> _Work to complete_
Which lines in the records below contain the word "this"? Copy each one out.

########################################

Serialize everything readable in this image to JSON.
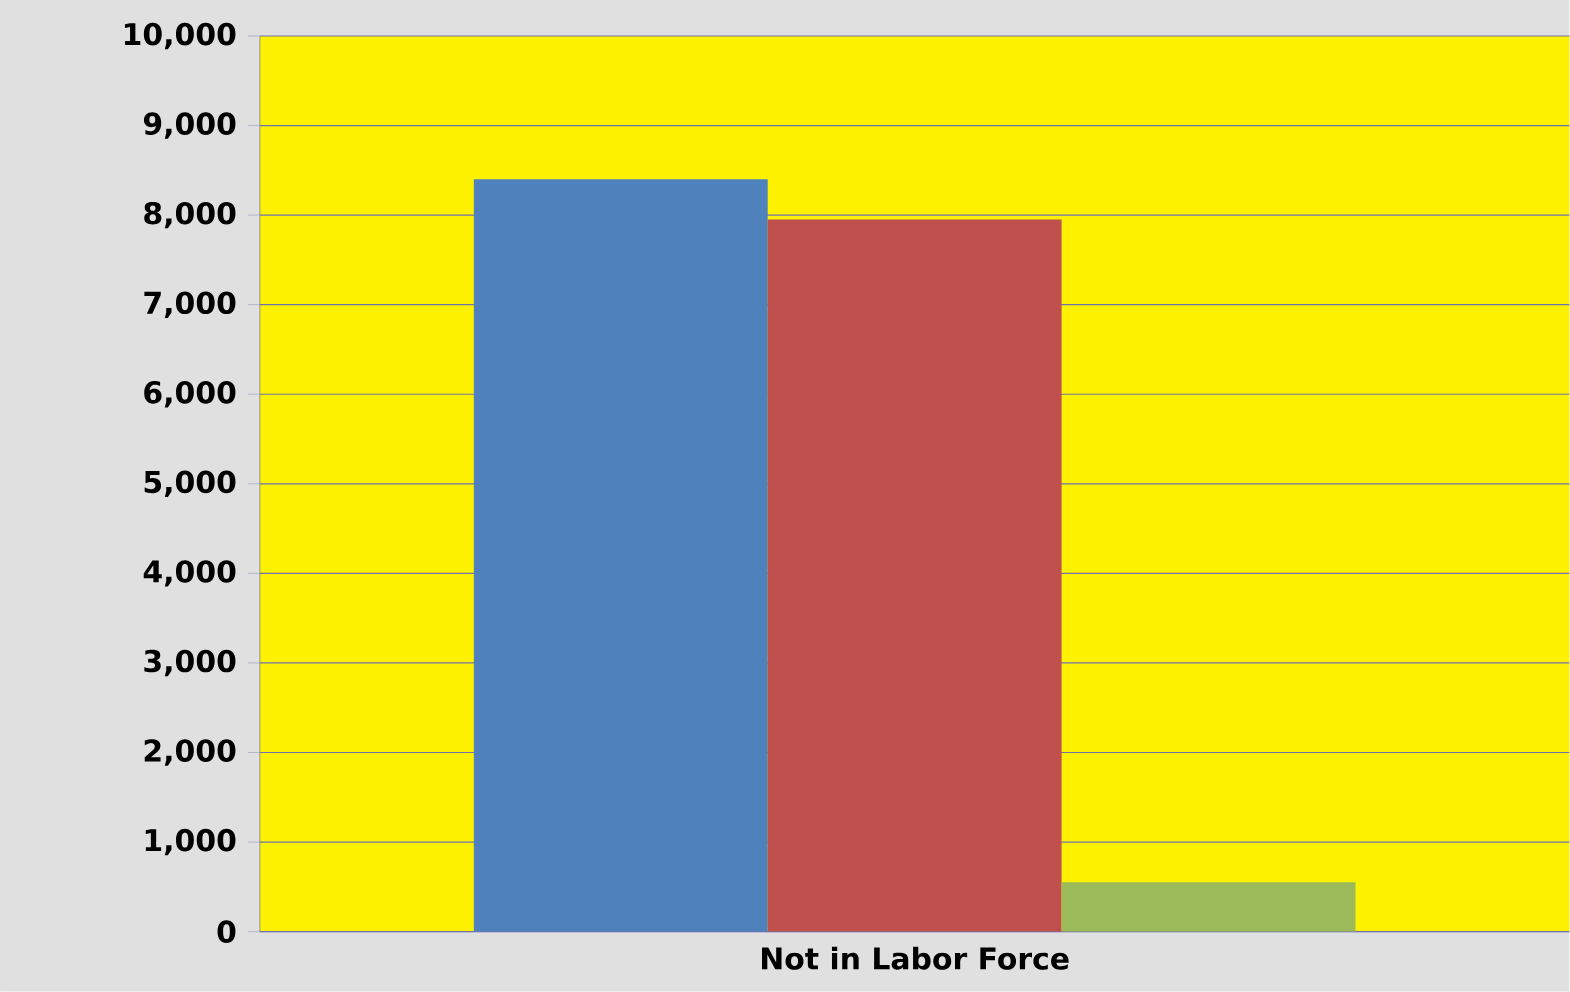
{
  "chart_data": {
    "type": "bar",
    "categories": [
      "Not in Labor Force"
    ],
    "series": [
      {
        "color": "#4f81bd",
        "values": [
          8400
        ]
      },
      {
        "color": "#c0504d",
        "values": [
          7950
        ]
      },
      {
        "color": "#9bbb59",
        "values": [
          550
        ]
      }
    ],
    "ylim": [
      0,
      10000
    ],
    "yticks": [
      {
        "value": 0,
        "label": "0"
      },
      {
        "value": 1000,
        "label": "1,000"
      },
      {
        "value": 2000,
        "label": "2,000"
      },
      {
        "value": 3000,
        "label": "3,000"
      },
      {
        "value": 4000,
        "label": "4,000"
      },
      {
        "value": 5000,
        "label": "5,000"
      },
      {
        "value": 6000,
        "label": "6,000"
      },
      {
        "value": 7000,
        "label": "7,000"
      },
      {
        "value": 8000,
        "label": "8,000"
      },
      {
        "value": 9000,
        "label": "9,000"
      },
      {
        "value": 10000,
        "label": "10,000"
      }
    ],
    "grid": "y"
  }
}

########################################

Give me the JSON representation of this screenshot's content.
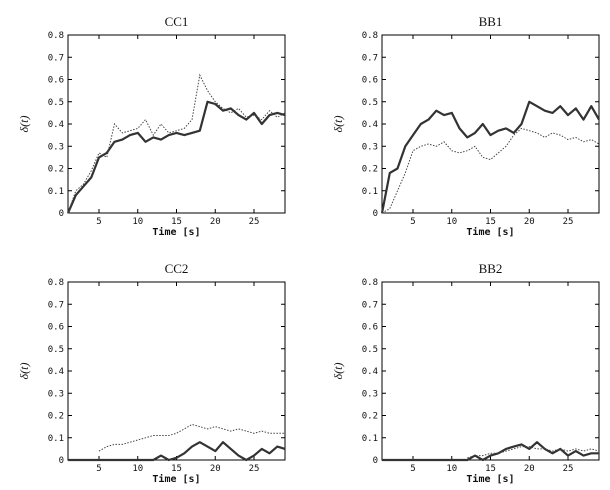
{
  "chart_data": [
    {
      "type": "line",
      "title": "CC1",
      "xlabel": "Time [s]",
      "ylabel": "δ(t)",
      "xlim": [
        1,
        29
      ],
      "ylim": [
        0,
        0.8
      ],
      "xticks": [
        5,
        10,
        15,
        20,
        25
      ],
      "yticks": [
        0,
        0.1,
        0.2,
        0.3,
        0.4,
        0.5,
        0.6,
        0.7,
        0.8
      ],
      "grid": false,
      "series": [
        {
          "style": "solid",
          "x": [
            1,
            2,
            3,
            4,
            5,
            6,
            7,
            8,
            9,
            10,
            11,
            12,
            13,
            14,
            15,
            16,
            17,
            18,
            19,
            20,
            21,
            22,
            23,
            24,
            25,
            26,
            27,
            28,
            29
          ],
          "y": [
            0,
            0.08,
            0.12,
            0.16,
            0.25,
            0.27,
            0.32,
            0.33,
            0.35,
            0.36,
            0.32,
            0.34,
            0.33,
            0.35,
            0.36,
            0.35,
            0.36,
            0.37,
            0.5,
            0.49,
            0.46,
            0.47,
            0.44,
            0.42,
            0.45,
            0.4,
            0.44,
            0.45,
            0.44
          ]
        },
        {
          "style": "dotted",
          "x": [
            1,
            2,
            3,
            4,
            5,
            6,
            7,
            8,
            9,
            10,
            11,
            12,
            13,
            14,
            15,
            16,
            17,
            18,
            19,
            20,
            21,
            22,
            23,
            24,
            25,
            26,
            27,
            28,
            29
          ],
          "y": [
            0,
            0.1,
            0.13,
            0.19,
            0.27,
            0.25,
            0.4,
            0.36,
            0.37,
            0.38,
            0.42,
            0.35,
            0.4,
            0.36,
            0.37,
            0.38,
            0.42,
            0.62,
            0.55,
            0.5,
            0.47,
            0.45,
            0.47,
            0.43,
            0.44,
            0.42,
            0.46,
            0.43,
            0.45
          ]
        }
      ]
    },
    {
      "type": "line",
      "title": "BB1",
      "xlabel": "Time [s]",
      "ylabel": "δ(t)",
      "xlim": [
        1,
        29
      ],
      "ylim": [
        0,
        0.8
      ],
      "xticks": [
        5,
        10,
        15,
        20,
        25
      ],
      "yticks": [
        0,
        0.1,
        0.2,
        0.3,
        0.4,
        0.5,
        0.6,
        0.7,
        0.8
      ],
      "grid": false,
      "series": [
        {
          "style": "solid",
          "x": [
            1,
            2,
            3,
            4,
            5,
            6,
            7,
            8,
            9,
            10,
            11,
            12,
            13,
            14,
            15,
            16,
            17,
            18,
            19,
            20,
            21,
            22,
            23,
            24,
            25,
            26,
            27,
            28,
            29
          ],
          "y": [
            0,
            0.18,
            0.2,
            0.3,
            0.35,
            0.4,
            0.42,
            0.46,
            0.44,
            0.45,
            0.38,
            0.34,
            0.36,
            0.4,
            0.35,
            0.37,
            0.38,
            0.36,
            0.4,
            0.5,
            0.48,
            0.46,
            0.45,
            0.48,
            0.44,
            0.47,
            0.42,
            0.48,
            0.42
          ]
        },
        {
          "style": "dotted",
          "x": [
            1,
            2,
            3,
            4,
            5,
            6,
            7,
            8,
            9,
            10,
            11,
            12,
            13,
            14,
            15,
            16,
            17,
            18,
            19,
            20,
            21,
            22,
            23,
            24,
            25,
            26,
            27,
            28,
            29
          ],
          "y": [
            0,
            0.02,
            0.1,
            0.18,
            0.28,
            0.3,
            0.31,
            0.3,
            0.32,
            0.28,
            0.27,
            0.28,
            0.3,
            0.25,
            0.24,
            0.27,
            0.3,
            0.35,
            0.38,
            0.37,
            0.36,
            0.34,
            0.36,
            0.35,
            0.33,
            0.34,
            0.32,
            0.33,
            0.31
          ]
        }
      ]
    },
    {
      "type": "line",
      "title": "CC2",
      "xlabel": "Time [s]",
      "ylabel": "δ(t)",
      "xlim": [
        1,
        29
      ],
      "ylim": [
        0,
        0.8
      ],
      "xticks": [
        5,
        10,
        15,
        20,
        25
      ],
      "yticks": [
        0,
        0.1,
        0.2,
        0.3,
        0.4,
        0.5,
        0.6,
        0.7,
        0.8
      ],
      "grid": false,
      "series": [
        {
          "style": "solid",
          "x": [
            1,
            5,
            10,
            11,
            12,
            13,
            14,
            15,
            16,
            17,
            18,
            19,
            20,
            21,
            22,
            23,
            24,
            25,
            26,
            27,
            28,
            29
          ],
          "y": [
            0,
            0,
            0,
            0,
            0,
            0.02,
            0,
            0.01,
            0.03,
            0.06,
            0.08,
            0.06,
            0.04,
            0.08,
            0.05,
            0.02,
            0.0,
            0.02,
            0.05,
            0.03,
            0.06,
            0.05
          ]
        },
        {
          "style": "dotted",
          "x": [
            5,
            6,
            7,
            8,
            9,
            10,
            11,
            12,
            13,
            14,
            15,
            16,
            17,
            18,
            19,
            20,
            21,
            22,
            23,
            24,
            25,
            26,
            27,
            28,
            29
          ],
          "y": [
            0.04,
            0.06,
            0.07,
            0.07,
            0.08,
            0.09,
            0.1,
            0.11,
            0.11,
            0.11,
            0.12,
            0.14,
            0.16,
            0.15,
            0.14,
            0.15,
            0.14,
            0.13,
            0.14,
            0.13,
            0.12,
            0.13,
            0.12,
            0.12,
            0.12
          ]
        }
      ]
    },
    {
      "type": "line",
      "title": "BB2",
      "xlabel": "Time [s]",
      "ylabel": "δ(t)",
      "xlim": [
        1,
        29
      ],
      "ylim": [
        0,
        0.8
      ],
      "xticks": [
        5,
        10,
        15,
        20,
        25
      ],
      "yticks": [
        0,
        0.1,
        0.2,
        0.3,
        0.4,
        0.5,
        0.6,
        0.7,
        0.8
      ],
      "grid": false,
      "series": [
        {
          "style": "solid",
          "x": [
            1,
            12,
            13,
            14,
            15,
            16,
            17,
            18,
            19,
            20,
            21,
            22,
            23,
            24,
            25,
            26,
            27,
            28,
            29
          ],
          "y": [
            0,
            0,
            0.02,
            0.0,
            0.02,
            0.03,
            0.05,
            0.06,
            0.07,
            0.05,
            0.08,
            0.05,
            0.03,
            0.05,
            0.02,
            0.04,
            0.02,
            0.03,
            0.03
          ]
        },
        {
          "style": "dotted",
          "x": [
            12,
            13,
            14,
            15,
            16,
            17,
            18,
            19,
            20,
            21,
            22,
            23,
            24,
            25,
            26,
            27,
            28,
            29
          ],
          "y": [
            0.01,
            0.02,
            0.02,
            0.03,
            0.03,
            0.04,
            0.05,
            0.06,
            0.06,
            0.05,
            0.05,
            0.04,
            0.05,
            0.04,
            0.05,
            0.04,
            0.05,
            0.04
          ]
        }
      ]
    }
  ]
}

########################################

> _Response_
Serialize everything readable in this image to JSON.
Give me the JSON representation of this screenshot's content.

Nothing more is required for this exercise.